Exercise: Condense the paragraph in the beer-distilling text below that begins "Since unveiling his pilsner-based spirit" into a short bulleted list of its main facts.

Reading text:
▼▼▼
Since unveiling his pilsner-based spirit dubbed, simply, Whiskey, Karakasevic has continued dabbling with beer. In 2008 he released Whiskey II (it rested for six years in American oak and four years in stainless steel), and now distills Bear Republic Brewery’s hoppy Racer 5 IPA. “I don’t need to set up a brewery when I have Bear Republic 20 minutes away,” he says. Tanker trucks transport Bear Republic’s piney IPA to Charbay, where it becomes Doubled & Twisted Light Whiskey—so-called because the liquor coming off the still twists on itself like a chain. (“Light whiskey” is a substitute for “white dog,” a term for unaged whiskey that Karakasevic detests.) Aged in barrels for one day to appease government regulations, D&T drinks fruity and floral, with a greenness familiar to any hop head. “People try Doubled & Twisted for the first time and say, ‘Oh my God, it tastes like the beer, but it’s whiskey,’ ” Karakasevic says.
▲▲▲
Raw data:
▼▼▼
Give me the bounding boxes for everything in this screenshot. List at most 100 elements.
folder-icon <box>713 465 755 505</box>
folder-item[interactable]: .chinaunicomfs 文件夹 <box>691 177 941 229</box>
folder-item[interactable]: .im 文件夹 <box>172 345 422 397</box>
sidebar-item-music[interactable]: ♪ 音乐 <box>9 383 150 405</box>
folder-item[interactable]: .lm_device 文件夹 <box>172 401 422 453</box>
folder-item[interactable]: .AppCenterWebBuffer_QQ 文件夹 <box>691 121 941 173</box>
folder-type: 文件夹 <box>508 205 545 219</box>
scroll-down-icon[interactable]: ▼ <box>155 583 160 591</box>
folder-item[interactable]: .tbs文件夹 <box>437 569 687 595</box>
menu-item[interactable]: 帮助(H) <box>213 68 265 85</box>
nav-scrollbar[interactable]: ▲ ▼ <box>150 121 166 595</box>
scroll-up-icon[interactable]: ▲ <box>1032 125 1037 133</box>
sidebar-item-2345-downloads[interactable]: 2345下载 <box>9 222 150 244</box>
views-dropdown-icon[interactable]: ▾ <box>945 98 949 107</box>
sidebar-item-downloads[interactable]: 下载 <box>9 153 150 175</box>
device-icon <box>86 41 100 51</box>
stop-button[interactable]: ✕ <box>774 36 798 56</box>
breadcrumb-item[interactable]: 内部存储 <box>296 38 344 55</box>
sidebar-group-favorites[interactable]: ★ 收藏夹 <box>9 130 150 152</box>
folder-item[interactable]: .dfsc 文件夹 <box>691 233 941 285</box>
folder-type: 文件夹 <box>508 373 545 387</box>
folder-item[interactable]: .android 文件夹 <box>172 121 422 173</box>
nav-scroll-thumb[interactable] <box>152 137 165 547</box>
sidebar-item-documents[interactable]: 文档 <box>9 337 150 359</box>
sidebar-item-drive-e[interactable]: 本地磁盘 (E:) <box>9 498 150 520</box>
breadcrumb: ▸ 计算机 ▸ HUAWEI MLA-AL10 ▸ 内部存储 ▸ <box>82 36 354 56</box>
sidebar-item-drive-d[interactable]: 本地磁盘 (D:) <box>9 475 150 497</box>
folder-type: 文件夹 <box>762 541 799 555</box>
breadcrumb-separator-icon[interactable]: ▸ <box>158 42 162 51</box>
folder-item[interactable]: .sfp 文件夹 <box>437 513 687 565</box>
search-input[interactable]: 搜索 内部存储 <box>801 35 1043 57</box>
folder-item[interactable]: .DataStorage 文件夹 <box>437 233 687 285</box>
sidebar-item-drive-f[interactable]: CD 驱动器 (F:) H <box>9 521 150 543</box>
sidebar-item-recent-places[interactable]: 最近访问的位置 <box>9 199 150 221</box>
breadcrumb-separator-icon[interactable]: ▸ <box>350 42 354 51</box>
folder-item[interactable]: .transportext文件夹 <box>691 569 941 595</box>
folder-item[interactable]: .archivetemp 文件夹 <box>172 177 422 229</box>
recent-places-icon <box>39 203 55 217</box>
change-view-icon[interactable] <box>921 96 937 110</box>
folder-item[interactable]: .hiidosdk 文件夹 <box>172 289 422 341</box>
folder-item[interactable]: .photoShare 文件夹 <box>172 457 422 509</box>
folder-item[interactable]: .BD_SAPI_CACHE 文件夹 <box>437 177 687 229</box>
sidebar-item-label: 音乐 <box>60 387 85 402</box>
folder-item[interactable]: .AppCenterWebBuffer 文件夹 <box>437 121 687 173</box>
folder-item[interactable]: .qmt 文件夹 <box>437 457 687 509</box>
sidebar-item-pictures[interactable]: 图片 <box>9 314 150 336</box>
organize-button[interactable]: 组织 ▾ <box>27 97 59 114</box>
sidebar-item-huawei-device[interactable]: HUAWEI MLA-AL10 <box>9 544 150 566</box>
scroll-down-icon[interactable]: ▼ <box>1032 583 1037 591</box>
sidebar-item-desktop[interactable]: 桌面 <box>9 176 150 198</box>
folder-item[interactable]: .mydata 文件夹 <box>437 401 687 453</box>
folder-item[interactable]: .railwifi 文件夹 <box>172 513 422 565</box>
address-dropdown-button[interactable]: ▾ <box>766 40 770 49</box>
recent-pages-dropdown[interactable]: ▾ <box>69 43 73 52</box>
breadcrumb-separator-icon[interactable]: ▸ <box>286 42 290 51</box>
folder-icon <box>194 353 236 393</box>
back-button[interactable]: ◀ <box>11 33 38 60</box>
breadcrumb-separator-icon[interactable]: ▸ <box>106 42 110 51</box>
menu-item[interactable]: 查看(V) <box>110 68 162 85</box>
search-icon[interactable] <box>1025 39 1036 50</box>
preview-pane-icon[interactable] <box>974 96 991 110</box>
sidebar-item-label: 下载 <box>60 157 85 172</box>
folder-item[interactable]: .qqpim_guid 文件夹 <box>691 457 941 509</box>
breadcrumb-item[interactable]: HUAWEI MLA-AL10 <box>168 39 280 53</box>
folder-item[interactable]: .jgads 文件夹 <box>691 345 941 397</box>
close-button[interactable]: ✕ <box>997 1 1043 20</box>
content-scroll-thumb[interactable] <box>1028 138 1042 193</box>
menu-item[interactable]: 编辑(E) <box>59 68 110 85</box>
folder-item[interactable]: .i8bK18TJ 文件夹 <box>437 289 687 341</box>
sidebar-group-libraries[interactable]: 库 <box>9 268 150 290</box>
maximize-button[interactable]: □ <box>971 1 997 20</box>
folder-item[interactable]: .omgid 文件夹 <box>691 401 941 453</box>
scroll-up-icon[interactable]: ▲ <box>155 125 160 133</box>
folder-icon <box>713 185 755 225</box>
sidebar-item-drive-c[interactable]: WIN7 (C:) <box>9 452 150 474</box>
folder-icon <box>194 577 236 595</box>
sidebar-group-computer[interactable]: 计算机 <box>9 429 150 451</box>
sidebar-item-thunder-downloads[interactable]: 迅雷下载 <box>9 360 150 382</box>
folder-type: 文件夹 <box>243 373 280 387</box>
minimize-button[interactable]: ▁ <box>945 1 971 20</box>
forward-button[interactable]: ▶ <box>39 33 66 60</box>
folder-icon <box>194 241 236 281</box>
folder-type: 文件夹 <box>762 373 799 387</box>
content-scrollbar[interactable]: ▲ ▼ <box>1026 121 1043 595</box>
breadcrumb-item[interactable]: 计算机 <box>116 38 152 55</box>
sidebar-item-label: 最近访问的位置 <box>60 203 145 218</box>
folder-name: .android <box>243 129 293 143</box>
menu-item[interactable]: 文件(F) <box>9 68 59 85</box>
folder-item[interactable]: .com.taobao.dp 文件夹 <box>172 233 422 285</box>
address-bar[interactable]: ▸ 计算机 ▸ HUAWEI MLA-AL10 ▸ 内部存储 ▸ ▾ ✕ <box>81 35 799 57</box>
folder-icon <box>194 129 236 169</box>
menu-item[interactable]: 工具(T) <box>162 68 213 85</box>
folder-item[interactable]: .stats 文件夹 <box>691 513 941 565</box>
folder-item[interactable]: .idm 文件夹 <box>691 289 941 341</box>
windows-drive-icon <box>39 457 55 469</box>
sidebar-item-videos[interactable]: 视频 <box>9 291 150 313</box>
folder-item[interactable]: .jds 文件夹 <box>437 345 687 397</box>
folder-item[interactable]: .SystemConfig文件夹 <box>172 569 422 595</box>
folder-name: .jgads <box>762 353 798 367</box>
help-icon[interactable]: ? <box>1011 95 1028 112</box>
▲▲▲
Output of the task:
- After his pilsner-based spirit, Whiskey, Karakasevic kept experimenting with beer.
- In 2008 he released Whiskey II, aged six years in American oak and four in stainless steel.
- He now distills Bear Republic Brewery's Racer 5 IPA, which tanker trucks bring from 20 minutes away to Charbay.
- The result is Doubled & Twisted Light Whiskey, named for the way the liquor coming off the still twists like a chain.
- "Light whiskey" replaces "white dog," a term for unaged whiskey that Karakasevic detests.
- It spends one day in barrels to satisfy government regulations and tastes fruity, floral and hoppy green, like the beer yet still whiskey.